= Task directions =
Each line below that contains "smoothed" counts once; report the total and nothing more.

= Material provided =
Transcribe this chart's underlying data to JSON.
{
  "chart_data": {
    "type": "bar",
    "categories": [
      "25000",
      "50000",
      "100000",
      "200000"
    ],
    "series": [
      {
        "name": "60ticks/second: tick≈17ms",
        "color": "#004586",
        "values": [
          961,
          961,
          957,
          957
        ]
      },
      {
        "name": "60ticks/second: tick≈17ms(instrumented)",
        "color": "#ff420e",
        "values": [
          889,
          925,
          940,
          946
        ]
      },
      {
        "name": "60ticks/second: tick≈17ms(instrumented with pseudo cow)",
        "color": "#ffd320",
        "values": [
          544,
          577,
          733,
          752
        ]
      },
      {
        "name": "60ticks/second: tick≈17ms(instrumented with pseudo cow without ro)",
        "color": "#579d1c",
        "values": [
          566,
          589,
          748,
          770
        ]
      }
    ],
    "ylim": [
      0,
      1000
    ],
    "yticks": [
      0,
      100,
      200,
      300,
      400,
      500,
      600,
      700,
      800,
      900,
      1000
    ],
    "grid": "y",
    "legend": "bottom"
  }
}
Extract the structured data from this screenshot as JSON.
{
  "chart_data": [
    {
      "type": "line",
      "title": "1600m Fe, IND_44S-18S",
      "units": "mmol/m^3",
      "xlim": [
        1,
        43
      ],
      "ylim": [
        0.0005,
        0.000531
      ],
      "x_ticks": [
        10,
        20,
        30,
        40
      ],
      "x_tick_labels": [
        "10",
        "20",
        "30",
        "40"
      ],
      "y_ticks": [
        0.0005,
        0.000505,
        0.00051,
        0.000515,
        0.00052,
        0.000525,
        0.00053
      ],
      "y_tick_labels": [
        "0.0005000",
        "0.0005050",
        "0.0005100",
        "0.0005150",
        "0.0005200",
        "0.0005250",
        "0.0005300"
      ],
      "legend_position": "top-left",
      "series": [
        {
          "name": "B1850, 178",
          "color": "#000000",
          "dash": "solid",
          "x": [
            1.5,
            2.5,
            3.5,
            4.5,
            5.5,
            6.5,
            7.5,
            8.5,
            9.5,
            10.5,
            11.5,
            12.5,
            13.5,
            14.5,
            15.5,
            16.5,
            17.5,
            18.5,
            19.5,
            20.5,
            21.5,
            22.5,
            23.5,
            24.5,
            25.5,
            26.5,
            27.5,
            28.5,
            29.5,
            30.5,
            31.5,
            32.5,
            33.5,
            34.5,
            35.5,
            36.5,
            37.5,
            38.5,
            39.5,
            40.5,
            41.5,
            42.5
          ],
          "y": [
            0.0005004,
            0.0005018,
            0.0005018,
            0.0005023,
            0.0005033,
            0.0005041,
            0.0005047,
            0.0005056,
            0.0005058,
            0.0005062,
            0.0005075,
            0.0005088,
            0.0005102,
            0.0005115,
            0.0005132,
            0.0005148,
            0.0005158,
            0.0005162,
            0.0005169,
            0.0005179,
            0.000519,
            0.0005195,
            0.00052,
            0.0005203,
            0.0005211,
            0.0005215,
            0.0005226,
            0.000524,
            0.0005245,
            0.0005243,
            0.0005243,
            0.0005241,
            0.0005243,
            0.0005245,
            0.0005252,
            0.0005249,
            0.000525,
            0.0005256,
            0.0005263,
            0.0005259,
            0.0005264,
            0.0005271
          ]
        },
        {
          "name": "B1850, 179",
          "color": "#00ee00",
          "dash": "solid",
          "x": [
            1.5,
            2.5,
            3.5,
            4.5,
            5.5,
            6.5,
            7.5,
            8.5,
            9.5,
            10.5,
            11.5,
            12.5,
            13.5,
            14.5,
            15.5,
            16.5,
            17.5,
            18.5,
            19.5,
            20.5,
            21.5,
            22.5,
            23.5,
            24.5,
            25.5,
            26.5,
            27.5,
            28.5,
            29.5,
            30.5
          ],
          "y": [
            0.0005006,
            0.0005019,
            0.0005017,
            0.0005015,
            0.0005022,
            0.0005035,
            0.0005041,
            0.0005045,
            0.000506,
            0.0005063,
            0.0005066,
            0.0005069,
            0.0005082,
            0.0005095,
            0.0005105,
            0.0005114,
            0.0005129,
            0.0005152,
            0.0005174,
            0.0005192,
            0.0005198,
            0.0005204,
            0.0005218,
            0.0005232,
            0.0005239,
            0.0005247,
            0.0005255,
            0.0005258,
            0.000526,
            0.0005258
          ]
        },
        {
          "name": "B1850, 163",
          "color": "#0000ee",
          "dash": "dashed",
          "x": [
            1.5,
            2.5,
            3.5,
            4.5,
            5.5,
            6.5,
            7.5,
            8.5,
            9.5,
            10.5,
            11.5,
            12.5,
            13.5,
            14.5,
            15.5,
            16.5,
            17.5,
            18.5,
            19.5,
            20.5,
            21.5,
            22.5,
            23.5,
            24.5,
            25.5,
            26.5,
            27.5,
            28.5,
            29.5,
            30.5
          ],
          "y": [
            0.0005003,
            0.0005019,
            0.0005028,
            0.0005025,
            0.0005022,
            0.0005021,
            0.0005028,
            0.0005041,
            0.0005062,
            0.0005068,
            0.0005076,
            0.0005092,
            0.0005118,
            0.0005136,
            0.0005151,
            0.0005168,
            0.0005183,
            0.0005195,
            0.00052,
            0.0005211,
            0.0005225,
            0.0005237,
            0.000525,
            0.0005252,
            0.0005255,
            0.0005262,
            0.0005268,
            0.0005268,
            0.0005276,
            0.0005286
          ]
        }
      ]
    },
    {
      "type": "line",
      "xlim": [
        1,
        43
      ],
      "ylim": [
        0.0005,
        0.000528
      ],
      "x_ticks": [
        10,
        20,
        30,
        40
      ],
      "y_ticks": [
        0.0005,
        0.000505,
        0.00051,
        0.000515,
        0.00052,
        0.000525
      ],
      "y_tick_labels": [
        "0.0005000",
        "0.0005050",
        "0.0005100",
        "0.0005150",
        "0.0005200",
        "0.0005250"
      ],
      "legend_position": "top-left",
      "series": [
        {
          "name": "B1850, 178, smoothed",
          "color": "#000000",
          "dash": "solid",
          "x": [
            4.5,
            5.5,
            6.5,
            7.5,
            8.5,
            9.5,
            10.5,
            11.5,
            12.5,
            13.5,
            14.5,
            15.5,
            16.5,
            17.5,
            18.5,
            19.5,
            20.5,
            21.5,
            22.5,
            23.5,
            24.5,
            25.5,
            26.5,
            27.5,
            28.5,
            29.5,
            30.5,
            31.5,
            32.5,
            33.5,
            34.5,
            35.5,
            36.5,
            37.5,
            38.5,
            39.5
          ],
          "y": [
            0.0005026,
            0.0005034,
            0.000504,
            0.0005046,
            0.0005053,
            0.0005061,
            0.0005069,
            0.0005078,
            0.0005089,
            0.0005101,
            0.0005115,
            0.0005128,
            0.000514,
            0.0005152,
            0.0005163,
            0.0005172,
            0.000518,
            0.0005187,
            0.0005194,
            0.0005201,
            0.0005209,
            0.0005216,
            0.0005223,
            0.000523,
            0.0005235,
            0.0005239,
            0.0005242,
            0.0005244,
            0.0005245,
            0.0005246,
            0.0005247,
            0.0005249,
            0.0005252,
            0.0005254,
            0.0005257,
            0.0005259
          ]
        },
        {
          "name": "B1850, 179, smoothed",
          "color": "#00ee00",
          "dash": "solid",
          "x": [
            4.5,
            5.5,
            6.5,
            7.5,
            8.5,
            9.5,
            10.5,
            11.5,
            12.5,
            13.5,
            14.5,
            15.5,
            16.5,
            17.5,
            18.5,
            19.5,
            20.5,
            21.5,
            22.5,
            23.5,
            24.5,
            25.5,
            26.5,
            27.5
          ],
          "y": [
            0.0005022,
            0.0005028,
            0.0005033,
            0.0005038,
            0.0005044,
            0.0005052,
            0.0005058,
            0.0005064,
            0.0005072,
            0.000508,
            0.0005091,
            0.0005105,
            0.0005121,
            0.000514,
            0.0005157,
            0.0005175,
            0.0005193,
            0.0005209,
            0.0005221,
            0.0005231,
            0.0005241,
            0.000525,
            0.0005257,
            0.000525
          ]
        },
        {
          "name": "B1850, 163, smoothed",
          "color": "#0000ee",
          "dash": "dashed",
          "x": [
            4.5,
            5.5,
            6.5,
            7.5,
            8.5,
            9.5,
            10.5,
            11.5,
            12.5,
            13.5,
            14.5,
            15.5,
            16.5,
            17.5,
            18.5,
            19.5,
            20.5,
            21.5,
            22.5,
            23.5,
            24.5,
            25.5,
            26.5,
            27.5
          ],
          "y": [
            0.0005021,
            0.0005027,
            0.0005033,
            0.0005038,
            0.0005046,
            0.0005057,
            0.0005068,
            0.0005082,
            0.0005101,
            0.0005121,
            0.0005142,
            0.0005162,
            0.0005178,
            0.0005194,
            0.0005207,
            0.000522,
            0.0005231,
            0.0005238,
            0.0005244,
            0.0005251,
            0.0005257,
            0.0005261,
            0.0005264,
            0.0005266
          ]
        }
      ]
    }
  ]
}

= Solution to this exercise =
3